-- START Task data --

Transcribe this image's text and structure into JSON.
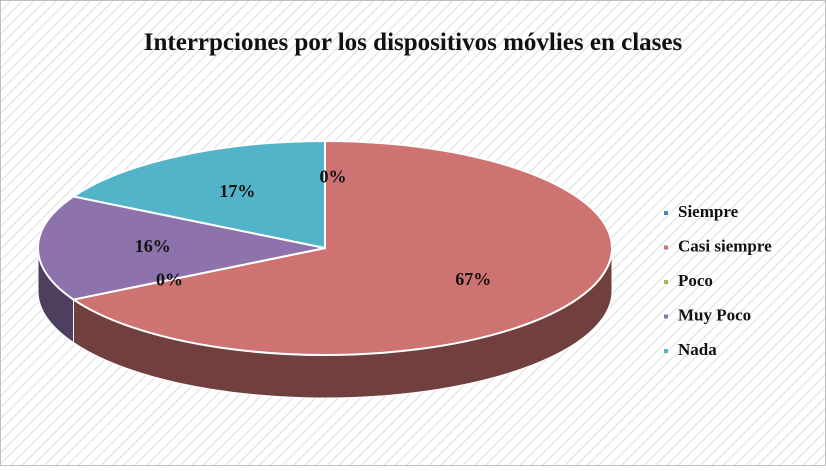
{
  "chart_data": {
    "type": "pie",
    "title": "Interrpciones por los dispositivos móvlies en clases",
    "categories": [
      "Siempre",
      "Casi siempre",
      "Poco",
      "Muy Poco",
      "Nada"
    ],
    "values": [
      0,
      67,
      0,
      16,
      17
    ],
    "value_labels": [
      "0%",
      "67%",
      "0%",
      "16%",
      "17%"
    ],
    "colors": [
      "#4f81bd",
      "#cd7371",
      "#9bbb59",
      "#8d72ab",
      "#52b3c9"
    ],
    "legend": "right"
  }
}
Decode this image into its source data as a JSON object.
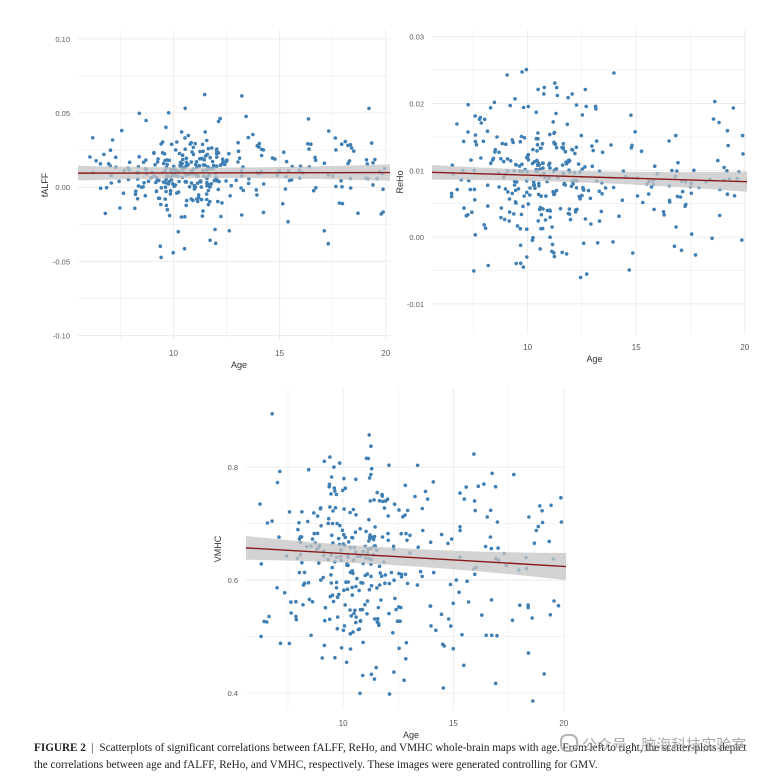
{
  "colors": {
    "point": "#3f7fb3",
    "fit_line": "#8b1a1a",
    "confidence_band": "#c4c4c4",
    "grid": "#ececec",
    "tick_text": "#5a5a5a"
  },
  "caption": {
    "label": "FIGURE 2",
    "separator": "|",
    "text": "Scatterplots of significant correlations between fALFF, ReHo, and VMHC whole-brain maps with age. From left to right, the scatter-plots depict the correlations between age and fALFF, ReHo, and VMHC, respectively. These images were generated controlling for GMV."
  },
  "watermark": {
    "text": "公众号 · 脑海科技实验室",
    "icon": "wechat-icon"
  },
  "chart_data": [
    {
      "type": "scatter",
      "xlabel": "Age",
      "ylabel": "fALFF",
      "xlim": [
        5.5,
        20.2
      ],
      "ylim": [
        -0.103,
        0.106
      ],
      "xticks": [
        10,
        15,
        20
      ],
      "yticks": [
        -0.1,
        -0.05,
        0.0,
        0.05,
        0.1
      ],
      "ytick_labels": [
        "-0.10",
        "-0.05",
        "0.00",
        "0.05",
        "0.10"
      ],
      "grid": true,
      "fit": {
        "x": [
          5.5,
          20.2
        ],
        "y": [
          0.0095,
          0.0099
        ],
        "band_halfwidth": [
          0.005,
          0.0055
        ]
      },
      "points": {
        "n": 360,
        "x_range": [
          6,
          20
        ],
        "center": 0.0095,
        "spread": 0.013,
        "tail": 0.045,
        "seed": 11,
        "peak_age": 10.5
      }
    },
    {
      "type": "scatter",
      "xlabel": "Age",
      "ylabel": "ReHo",
      "xlim": [
        5.6,
        20.1
      ],
      "ylim": [
        -0.0145,
        0.031
      ],
      "xticks": [
        10,
        15,
        20
      ],
      "yticks": [
        -0.01,
        0.0,
        0.01,
        0.02,
        0.03
      ],
      "ytick_labels": [
        "-0.01",
        "0.00",
        "0.01",
        "0.02",
        "0.03"
      ],
      "grid": true,
      "fit": {
        "x": [
          5.6,
          20.1
        ],
        "y": [
          0.0097,
          0.0083
        ],
        "band_halfwidth": [
          0.0011,
          0.0015
        ]
      },
      "points": {
        "n": 360,
        "x_range": [
          6.5,
          20
        ],
        "center": 0.0092,
        "spread": 0.0052,
        "tail": 0.011,
        "seed": 23,
        "peak_age": 10.5
      }
    },
    {
      "type": "scatter",
      "xlabel": "Age",
      "ylabel": "VMHC",
      "xlim": [
        5.6,
        20.1
      ],
      "ylim": [
        0.37,
        0.94
      ],
      "xticks": [
        10,
        15,
        20
      ],
      "yticks": [
        0.4,
        0.6,
        0.8
      ],
      "ytick_labels": [
        "0.4",
        "0.6",
        "0.8"
      ],
      "grid": true,
      "fit": {
        "x": [
          5.6,
          20.1
        ],
        "y": [
          0.657,
          0.624
        ],
        "band_halfwidth": [
          0.021,
          0.024
        ]
      },
      "points": {
        "n": 380,
        "x_range": [
          6,
          20
        ],
        "center": 0.64,
        "spread": 0.085,
        "tail": 0.15,
        "seed": 37,
        "peak_age": 10.5
      }
    }
  ]
}
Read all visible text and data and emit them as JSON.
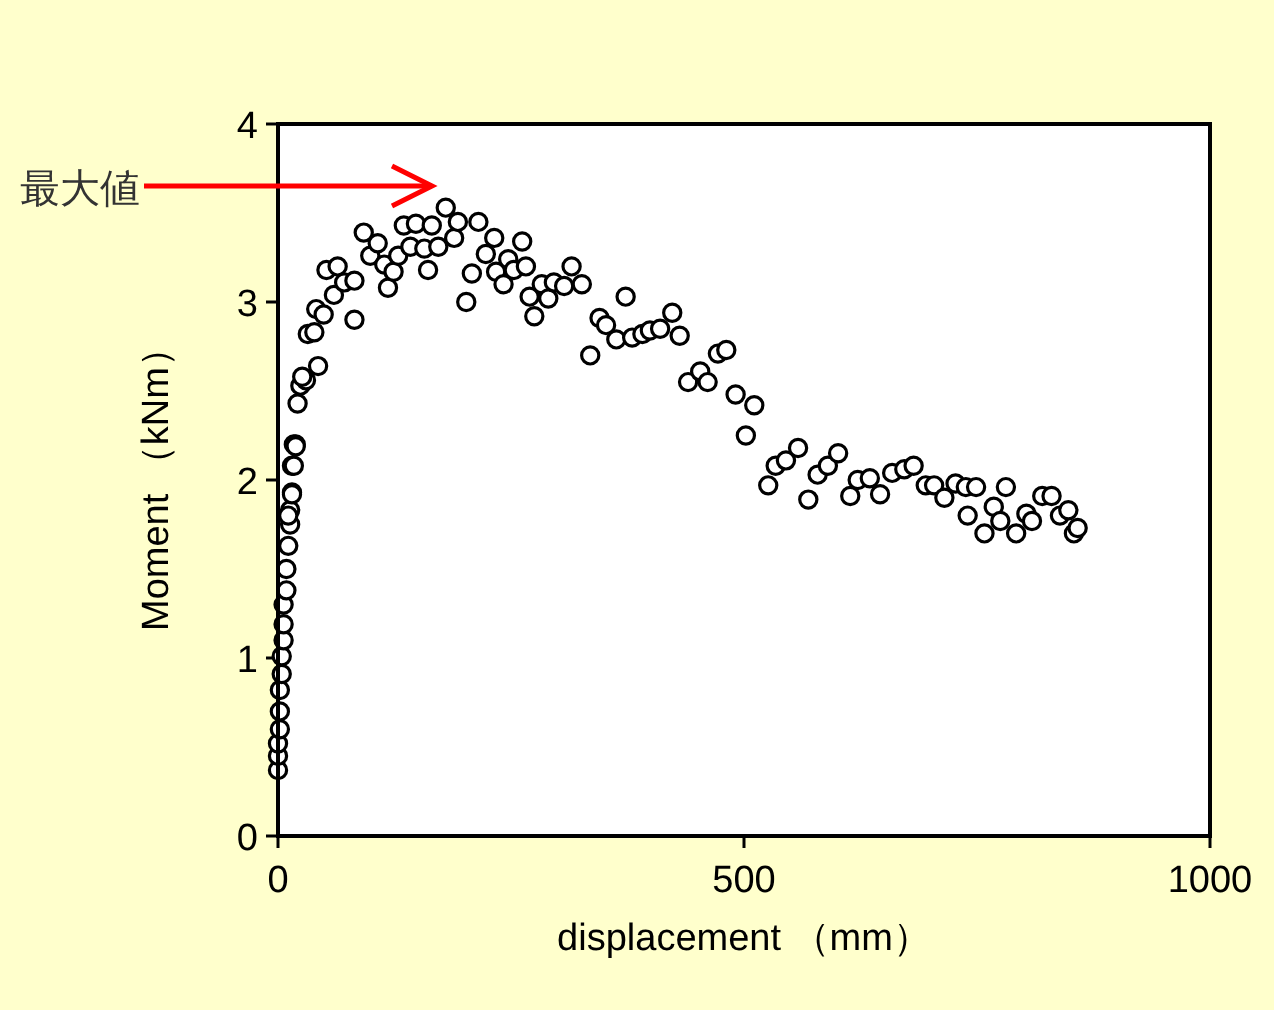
{
  "chart_data": {
    "type": "scatter",
    "xlabel": "displacement （mm）",
    "ylabel": "Moment （kNm）",
    "annotations": [
      "最大値"
    ],
    "xlim": [
      0,
      1000
    ],
    "ylim": [
      0,
      4
    ],
    "xticks": [
      0,
      500,
      1000
    ],
    "yticks": [
      0,
      1,
      2,
      3,
      4
    ],
    "marker": "circle",
    "series": [
      {
        "color": "#000000",
        "x": [
          0,
          0,
          0,
          2,
          2,
          2,
          4,
          4,
          6,
          6,
          6,
          9,
          9,
          11,
          13,
          13,
          15,
          15,
          17,
          19,
          11,
          15,
          17,
          19,
          21,
          24,
          30,
          26,
          32,
          39,
          43,
          41,
          49,
          52,
          60,
          64,
          71,
          82,
          82,
          92,
          99,
          107,
          114,
          118,
          124,
          129,
          135,
          142,
          148,
          157,
          161,
          165,
          172,
          180,
          189,
          193,
          202,
          208,
          215,
          223,
          232,
          234,
          242,
          247,
          253,
          262,
          266,
          270,
          275,
          283,
          290,
          296,
          307,
          315,
          326,
          335,
          345,
          352,
          363,
          373,
          380,
          391,
          399,
          410,
          423,
          431,
          440,
          453,
          461,
          472,
          481,
          491,
          511,
          502,
          526,
          534,
          545,
          558,
          569,
          579,
          590,
          601,
          614,
          622,
          635,
          646,
          659,
          672,
          682,
          695,
          704,
          715,
          727,
          738,
          740,
          749,
          758,
          768,
          775,
          781,
          792,
          803,
          809,
          820,
          830,
          839,
          848,
          854,
          858
        ],
        "values": [
          0.37,
          0.45,
          0.52,
          0.6,
          0.7,
          0.82,
          0.91,
          1.01,
          1.1,
          1.19,
          1.3,
          1.38,
          1.5,
          1.63,
          1.75,
          1.83,
          1.93,
          2.08,
          2.2,
          2.2,
          1.8,
          1.92,
          2.08,
          2.19,
          2.43,
          2.53,
          2.56,
          2.58,
          2.82,
          2.83,
          2.64,
          2.96,
          2.93,
          3.18,
          3.04,
          3.2,
          3.11,
          3.12,
          2.9,
          3.39,
          3.26,
          3.33,
          3.21,
          3.08,
          3.17,
          3.26,
          3.43,
          3.31,
          3.44,
          3.3,
          3.18,
          3.43,
          3.31,
          3.53,
          3.36,
          3.45,
          3.0,
          3.16,
          3.45,
          3.27,
          3.36,
          3.17,
          3.1,
          3.24,
          3.18,
          3.34,
          3.2,
          3.03,
          2.92,
          3.1,
          3.02,
          3.11,
          3.09,
          3.2,
          3.1,
          2.7,
          2.91,
          2.87,
          2.79,
          3.03,
          2.8,
          2.82,
          2.84,
          2.85,
          2.94,
          2.81,
          2.55,
          2.61,
          2.55,
          2.71,
          2.73,
          2.48,
          2.42,
          2.25,
          1.97,
          2.08,
          2.11,
          2.18,
          1.89,
          2.03,
          2.08,
          2.15,
          1.91,
          2.0,
          2.01,
          1.92,
          2.04,
          2.06,
          2.08,
          1.97,
          1.97,
          1.9,
          1.98,
          1.96,
          1.8,
          1.96,
          1.7,
          1.85,
          1.77,
          1.96,
          1.7,
          1.81,
          1.77,
          1.91,
          1.91,
          1.8,
          1.83,
          1.7,
          1.73
        ]
      }
    ]
  }
}
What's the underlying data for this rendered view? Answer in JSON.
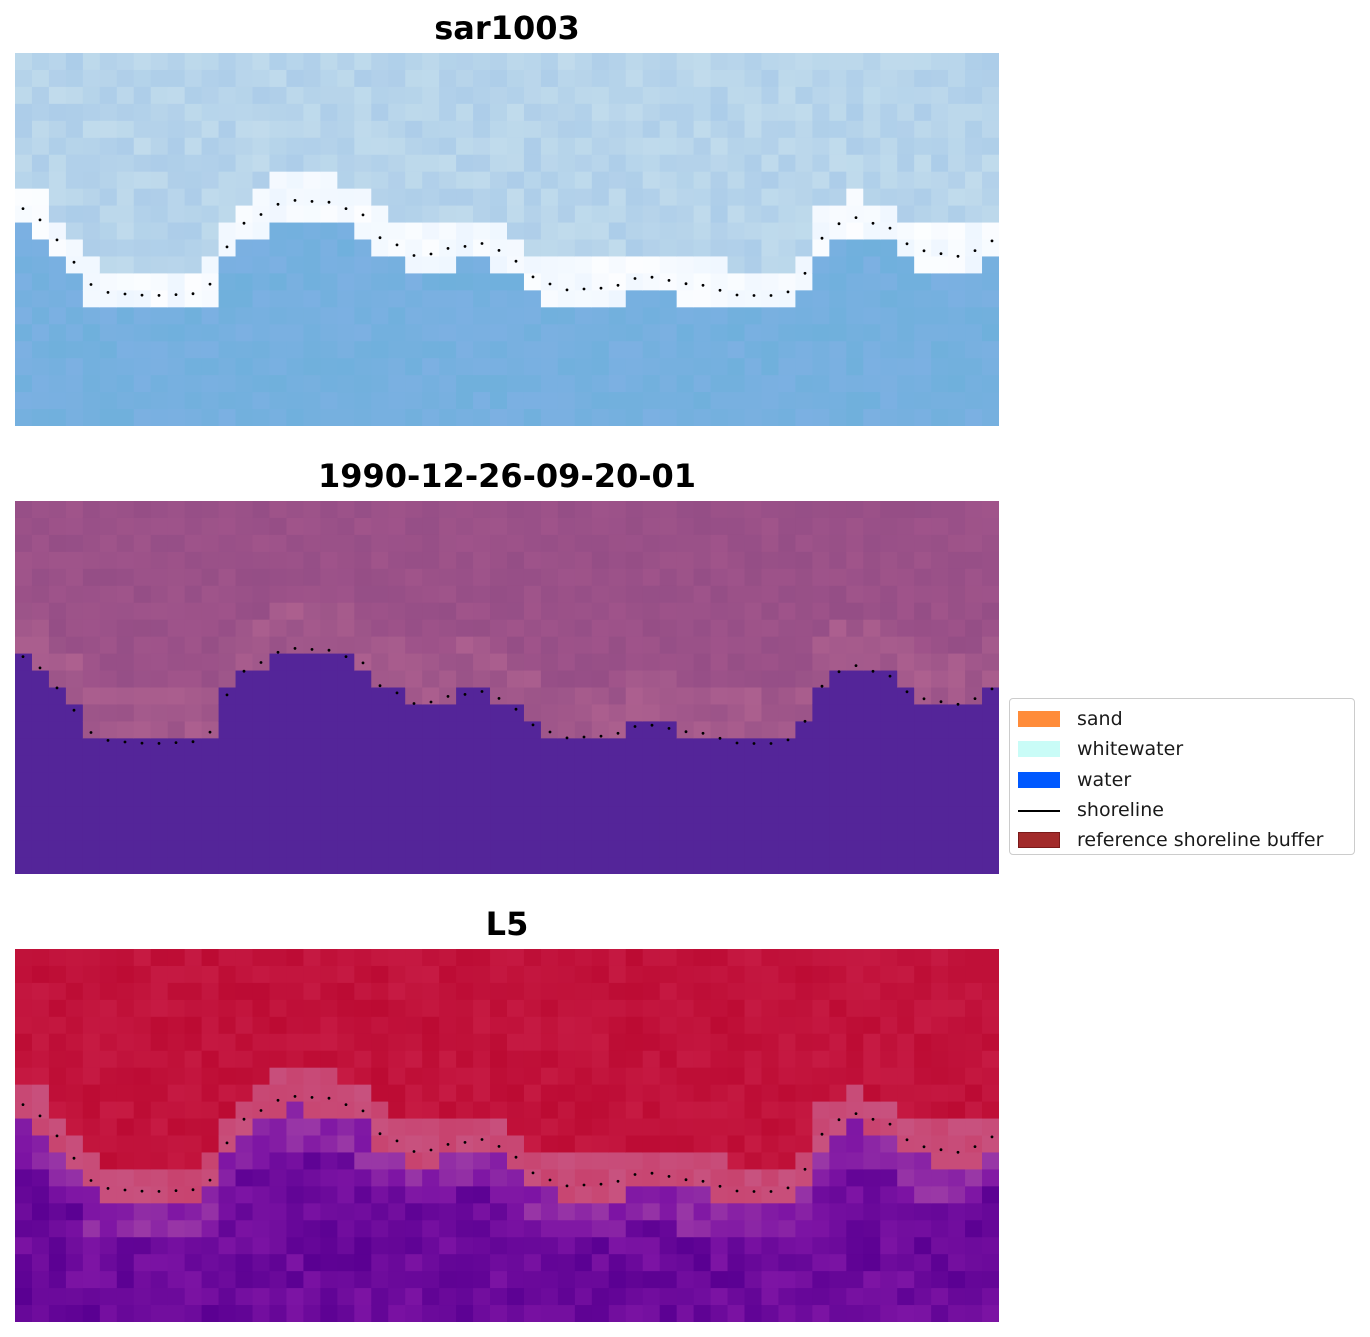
{
  "panels": [
    {
      "title": "sar1003",
      "colors": [
        "#ffffff",
        "#e6f2ff",
        "#cfe6ee",
        "#a6c8e8",
        "#7cb0e2",
        "#6fb0dc"
      ]
    },
    {
      "title": "1990-12-26-09-20-01",
      "colors": [
        "#8f4b84",
        "#a2558b",
        "#b06290",
        "#542599"
      ]
    },
    {
      "title": "L5",
      "colors": [
        "#b9062e",
        "#c91f48",
        "#c8527f",
        "#9a38a6",
        "#7d14a4",
        "#5a0092"
      ]
    }
  ],
  "legend": {
    "items": [
      {
        "label": "sand",
        "color": "#ff8c3a",
        "kind": "patch"
      },
      {
        "label": "whitewater",
        "color": "#c9fcf7",
        "kind": "patch"
      },
      {
        "label": "water",
        "color": "#0059ff",
        "kind": "patch"
      },
      {
        "label": "shoreline",
        "color": "#000000",
        "kind": "line"
      },
      {
        "label": "reference shoreline buffer",
        "color": "#a22b2b",
        "kind": "patch"
      }
    ]
  }
}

-- END Task data --

● What you need to do:
Pull out every line containing "JSON".

● Output:
Transcribe this image's text and structure into JSON.
Decode this image into its source data as a JSON object.
Read all visible text and data and emit them as JSON.
What's the underlying data for this rendered view? Answer in JSON.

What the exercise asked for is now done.